** Begin Material provided **

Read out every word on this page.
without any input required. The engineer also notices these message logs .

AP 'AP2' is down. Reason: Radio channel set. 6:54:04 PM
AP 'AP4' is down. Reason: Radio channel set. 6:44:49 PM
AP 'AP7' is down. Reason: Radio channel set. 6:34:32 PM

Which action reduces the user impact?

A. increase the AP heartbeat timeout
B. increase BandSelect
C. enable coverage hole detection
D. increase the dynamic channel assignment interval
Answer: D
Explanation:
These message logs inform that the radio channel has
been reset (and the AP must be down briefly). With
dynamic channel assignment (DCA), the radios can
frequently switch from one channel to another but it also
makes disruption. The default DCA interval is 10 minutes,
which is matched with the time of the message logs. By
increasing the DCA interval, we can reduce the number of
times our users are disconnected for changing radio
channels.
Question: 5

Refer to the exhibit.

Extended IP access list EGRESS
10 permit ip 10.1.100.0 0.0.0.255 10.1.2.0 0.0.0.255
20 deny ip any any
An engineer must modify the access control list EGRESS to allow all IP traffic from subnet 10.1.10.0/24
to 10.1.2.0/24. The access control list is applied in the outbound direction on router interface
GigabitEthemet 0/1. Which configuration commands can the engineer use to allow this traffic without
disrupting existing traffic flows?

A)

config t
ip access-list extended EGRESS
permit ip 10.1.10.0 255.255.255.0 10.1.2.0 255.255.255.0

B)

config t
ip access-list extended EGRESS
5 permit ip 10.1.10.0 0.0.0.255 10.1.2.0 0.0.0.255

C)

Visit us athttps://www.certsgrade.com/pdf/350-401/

** End Material provided **
** Begin Material provided **

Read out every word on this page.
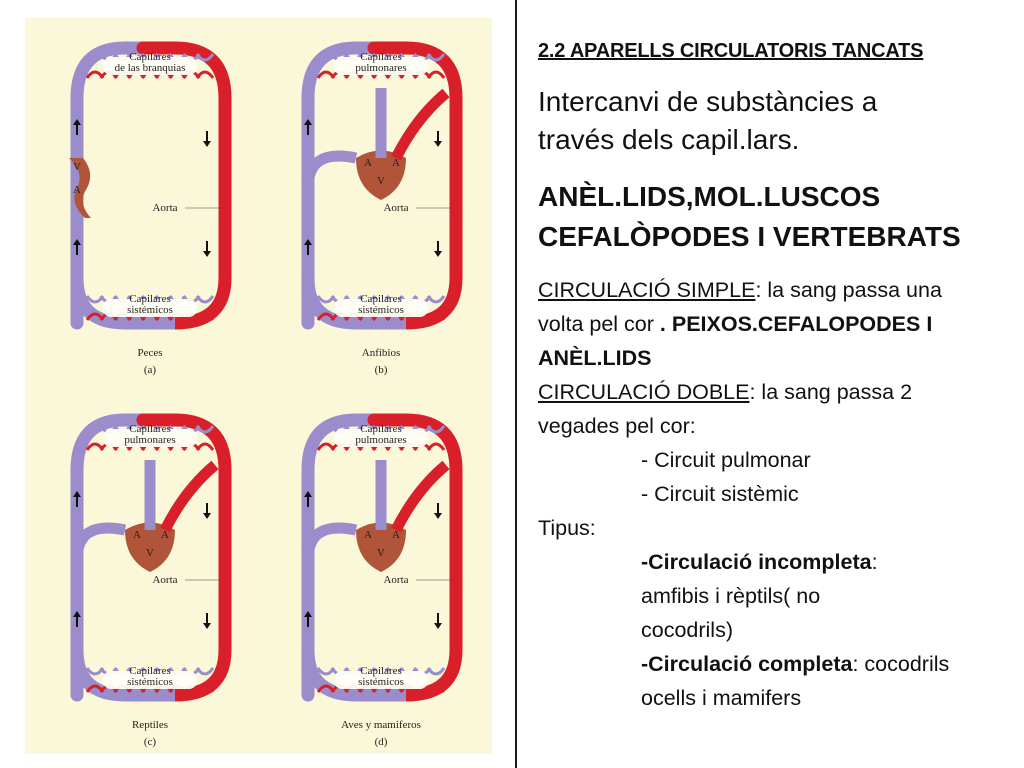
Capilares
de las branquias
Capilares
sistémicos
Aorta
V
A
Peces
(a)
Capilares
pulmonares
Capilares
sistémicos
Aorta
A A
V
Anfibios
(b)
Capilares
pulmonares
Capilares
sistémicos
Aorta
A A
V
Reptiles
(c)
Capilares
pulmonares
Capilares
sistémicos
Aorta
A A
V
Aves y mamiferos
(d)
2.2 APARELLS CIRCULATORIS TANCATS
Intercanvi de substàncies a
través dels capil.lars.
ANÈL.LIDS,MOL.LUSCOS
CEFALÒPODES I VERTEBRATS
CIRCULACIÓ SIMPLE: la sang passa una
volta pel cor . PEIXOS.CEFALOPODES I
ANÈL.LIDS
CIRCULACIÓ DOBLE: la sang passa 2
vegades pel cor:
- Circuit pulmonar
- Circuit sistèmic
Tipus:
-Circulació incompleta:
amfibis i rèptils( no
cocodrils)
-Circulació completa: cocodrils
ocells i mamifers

** End Material provided **
** Begin Material provided **

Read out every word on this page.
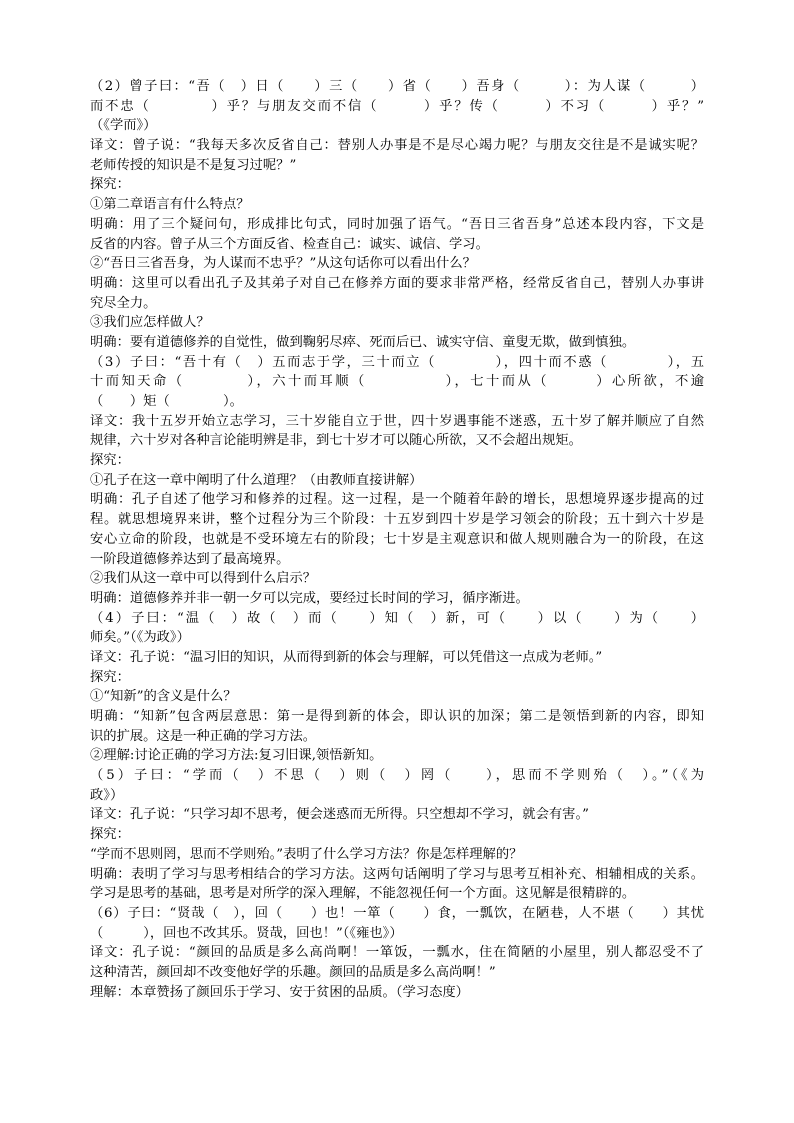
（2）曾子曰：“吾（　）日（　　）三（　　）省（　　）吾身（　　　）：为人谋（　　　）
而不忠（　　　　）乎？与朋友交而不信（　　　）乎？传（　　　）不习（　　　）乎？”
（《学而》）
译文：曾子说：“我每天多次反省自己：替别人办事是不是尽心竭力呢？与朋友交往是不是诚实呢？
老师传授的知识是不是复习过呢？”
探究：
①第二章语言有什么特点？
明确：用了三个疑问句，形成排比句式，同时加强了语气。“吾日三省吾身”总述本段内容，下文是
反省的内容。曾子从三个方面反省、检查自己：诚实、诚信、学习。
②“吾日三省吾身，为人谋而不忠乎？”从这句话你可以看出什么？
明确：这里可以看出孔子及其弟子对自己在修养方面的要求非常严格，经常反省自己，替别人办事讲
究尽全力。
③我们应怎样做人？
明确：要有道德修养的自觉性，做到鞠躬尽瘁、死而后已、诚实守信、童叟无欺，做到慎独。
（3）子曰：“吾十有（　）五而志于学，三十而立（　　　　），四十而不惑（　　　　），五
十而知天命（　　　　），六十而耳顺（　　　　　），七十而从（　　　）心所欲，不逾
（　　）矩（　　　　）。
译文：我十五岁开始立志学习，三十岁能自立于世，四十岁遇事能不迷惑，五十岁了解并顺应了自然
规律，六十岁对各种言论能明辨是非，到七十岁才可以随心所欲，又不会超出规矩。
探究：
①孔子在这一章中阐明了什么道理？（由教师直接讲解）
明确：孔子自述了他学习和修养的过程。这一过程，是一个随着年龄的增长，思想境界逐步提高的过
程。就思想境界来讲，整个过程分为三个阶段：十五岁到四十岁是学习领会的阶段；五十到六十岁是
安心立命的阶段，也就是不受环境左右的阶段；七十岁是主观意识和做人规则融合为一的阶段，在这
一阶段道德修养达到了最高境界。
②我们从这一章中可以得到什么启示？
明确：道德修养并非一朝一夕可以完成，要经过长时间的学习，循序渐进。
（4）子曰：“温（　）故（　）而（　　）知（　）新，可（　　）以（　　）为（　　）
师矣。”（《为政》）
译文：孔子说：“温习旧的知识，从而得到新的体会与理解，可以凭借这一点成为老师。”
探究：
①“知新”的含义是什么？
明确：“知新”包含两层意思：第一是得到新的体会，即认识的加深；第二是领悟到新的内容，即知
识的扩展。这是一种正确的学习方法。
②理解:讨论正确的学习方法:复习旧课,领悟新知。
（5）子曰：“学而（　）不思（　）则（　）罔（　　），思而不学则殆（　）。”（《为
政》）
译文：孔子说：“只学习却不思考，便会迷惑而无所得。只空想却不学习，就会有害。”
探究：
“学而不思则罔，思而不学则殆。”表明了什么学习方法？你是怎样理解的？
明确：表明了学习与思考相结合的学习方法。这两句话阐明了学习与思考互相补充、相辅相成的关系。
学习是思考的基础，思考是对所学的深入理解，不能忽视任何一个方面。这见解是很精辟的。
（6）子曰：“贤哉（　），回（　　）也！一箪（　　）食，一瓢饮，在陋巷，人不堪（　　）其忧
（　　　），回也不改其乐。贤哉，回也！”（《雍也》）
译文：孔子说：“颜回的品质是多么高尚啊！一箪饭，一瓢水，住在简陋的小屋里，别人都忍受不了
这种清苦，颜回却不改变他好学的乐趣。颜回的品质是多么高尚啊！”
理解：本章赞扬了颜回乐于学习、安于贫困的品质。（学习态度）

** End Material provided **

- Task brief -
Report the number of lines in the entries above that include the word "assignment" and add nothing to it.

- Answer to this problem -
2